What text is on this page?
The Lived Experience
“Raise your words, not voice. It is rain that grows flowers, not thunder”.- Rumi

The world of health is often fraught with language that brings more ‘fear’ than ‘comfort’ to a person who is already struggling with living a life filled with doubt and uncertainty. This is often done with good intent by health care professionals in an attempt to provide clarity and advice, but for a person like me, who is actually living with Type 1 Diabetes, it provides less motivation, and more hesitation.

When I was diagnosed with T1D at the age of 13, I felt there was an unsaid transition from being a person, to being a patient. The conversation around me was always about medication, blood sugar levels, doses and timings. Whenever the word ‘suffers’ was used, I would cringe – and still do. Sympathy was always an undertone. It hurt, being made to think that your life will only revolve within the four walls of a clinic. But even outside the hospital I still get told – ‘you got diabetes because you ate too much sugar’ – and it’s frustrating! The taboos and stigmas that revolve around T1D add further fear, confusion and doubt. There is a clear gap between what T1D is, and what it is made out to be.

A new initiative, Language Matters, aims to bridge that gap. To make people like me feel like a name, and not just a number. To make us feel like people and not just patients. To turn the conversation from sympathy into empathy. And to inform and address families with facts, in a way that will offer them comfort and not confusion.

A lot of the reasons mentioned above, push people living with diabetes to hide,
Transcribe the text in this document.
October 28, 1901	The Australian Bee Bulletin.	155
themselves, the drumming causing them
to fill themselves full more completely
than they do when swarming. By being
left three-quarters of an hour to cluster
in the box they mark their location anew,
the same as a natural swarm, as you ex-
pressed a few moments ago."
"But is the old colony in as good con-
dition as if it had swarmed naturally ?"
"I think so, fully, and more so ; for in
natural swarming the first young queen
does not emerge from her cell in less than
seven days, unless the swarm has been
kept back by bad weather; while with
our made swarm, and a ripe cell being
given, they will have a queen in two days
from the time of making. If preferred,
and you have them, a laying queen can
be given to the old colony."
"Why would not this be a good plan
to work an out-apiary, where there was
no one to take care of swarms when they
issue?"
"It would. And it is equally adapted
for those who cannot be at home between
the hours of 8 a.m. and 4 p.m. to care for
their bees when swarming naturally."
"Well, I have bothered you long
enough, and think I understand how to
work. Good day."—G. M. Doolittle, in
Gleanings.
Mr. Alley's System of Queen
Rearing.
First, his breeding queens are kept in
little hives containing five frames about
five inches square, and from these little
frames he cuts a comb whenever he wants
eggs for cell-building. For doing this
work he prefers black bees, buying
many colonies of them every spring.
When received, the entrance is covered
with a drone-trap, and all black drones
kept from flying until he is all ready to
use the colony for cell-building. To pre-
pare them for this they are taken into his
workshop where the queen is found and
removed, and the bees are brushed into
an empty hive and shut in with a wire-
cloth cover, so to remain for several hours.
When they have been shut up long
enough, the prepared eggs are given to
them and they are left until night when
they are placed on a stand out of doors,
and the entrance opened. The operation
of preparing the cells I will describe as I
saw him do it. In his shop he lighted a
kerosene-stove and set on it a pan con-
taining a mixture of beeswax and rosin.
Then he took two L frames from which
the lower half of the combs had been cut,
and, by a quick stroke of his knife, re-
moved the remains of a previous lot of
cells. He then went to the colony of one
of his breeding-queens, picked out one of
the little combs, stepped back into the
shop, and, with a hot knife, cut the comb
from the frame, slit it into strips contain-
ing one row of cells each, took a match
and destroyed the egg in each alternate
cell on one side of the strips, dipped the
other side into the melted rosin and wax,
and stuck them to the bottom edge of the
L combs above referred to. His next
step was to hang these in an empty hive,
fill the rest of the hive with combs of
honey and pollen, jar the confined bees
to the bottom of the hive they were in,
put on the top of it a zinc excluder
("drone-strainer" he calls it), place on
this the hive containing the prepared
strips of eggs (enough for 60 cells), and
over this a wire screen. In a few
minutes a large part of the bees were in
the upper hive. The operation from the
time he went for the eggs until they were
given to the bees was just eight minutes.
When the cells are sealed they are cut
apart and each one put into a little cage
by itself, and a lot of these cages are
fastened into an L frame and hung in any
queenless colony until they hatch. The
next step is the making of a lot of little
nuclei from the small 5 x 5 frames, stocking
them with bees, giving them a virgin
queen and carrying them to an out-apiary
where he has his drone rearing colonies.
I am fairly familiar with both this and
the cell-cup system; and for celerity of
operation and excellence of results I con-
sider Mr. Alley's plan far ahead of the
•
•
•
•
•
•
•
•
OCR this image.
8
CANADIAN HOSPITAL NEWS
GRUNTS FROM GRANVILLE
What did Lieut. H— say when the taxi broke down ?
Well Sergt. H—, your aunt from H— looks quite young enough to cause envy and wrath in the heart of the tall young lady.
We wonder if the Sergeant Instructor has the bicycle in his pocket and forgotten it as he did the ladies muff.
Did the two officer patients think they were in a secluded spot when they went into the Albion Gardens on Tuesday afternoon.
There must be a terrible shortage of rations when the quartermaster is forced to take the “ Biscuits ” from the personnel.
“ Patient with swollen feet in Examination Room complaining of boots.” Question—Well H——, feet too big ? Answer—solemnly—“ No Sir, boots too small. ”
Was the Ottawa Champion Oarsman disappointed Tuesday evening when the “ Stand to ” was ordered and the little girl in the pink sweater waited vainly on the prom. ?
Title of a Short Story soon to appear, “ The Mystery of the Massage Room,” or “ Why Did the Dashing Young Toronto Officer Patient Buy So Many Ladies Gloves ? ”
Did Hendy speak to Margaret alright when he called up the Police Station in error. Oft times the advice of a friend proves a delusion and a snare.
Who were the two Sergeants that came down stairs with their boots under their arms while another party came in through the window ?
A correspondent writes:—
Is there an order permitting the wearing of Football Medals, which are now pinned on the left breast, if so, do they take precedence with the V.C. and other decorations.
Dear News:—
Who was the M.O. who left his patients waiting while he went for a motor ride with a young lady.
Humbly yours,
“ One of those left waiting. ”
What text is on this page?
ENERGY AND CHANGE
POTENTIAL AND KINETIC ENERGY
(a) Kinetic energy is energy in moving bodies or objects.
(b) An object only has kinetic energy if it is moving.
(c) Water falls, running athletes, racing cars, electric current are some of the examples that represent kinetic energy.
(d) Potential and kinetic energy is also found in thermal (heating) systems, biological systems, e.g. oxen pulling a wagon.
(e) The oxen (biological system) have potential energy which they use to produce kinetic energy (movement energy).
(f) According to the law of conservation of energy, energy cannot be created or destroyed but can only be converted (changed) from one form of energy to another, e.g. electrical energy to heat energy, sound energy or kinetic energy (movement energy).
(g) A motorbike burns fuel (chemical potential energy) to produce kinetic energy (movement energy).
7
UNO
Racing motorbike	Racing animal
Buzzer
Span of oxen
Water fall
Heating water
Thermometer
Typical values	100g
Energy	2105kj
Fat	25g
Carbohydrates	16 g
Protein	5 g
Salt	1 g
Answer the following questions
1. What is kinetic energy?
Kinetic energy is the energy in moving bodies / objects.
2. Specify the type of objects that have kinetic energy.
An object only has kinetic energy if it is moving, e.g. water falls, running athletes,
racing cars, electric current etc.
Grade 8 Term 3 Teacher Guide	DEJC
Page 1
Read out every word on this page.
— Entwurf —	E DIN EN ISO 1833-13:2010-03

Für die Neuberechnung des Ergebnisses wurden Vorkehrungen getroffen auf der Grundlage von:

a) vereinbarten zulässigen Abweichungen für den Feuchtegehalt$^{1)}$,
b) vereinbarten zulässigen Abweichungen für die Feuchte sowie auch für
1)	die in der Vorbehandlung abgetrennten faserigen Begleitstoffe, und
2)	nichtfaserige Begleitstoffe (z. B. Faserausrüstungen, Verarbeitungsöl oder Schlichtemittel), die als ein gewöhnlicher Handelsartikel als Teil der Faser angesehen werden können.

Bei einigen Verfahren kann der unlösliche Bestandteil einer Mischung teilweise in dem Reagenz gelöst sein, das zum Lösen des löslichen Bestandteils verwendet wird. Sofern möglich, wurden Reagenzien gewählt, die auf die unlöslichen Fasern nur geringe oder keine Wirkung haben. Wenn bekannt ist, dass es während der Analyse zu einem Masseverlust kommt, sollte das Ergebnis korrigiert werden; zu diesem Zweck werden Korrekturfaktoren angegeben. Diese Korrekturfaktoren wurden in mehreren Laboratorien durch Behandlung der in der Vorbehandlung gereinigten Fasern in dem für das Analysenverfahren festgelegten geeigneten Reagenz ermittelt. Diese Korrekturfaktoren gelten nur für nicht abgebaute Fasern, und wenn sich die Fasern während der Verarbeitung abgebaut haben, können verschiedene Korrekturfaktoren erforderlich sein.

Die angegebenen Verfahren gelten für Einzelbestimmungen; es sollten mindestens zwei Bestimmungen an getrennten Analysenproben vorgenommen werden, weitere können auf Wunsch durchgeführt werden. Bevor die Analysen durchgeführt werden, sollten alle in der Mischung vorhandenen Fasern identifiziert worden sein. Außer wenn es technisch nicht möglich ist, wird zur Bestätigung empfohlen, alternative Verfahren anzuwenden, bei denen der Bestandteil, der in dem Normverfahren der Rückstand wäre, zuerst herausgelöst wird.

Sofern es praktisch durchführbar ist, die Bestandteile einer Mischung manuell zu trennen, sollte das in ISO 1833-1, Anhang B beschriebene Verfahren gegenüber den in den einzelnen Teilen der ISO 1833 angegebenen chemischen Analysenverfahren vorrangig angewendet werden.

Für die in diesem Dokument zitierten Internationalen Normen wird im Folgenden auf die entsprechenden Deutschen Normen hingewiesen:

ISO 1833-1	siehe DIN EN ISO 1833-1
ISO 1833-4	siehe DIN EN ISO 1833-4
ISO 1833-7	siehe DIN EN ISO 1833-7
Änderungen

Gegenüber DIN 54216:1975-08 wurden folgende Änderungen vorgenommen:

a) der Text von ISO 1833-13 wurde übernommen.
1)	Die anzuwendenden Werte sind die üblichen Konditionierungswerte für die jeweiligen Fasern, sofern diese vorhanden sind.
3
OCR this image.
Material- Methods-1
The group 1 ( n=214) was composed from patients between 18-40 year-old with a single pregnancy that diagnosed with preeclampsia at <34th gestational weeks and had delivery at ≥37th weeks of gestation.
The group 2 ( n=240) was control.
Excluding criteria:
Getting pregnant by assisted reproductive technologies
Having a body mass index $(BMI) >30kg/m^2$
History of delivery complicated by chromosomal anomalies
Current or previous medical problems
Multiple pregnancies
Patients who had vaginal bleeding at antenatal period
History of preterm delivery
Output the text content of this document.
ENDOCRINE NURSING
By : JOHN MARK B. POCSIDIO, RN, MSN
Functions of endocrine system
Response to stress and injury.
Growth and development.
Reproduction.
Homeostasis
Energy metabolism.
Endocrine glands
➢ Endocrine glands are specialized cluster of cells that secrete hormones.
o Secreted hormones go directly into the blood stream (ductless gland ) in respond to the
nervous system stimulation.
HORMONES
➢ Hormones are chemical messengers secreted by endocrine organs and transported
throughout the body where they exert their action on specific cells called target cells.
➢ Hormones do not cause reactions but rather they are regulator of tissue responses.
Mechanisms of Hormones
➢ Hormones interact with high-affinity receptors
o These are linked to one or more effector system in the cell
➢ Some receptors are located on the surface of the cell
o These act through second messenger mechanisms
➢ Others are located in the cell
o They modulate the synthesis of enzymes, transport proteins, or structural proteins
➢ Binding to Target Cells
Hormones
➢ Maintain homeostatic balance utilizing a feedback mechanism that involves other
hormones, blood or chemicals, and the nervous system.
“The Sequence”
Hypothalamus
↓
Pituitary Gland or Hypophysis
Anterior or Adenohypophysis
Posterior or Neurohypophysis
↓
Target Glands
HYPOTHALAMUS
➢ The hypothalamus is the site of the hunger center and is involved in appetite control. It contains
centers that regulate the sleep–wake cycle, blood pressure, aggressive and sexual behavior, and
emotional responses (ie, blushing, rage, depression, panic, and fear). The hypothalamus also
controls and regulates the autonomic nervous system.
____________________
Your goal =
Take each line from the preceding material that contains "which" and copy it.

Solution for this problem =
Then he took two L frames from which
Is there an order permitting the wearing of Football Medals, which are now pinned on the left breast, if so, do they take precedence with the V.C. and other decorations.
(e) The oxen (biological system) have potential energy which they use to produce kinetic energy (movement energy).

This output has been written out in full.